EXERCISE PROMPT: Scan each line of the records for the word "image" and extract the ones that have it.

INPUT RECORDS:
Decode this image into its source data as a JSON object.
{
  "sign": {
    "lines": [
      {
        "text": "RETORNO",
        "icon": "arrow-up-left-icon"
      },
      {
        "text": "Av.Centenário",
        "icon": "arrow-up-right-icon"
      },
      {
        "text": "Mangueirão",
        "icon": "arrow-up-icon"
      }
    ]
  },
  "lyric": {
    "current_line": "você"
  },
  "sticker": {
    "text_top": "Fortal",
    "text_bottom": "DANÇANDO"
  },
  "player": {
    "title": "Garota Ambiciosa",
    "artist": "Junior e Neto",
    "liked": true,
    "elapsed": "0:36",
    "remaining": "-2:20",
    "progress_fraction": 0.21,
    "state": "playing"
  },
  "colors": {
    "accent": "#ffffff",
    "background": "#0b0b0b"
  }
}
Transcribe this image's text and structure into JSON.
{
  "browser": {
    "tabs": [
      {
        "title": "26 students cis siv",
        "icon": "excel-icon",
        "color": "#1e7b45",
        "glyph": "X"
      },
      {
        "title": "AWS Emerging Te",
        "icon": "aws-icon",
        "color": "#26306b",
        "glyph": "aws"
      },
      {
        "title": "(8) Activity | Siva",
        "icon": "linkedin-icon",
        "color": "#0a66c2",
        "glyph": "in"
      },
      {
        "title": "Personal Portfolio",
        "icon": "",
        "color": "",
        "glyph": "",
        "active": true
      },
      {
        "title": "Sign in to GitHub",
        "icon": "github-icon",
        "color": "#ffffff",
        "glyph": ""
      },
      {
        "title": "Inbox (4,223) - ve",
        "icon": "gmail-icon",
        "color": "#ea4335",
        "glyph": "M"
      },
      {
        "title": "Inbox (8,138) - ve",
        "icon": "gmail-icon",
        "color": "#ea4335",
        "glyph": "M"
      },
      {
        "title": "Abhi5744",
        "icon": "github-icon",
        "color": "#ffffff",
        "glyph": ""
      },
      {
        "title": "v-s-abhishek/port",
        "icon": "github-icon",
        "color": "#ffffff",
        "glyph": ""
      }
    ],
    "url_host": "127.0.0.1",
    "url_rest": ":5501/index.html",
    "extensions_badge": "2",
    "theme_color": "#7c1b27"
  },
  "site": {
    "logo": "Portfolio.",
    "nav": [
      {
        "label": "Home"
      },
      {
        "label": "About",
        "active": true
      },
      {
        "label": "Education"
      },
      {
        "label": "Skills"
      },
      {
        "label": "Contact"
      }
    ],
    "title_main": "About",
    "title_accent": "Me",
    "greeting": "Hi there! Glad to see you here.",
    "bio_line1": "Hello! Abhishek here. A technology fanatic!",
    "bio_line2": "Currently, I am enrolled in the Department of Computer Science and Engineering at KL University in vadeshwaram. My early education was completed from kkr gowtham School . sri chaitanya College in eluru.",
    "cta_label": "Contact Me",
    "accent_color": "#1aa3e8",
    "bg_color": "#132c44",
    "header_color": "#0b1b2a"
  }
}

WRITTEN ANSWER:
Decode this image into its source data as a JSON object.
Transcribe this image's text and structure into JSON.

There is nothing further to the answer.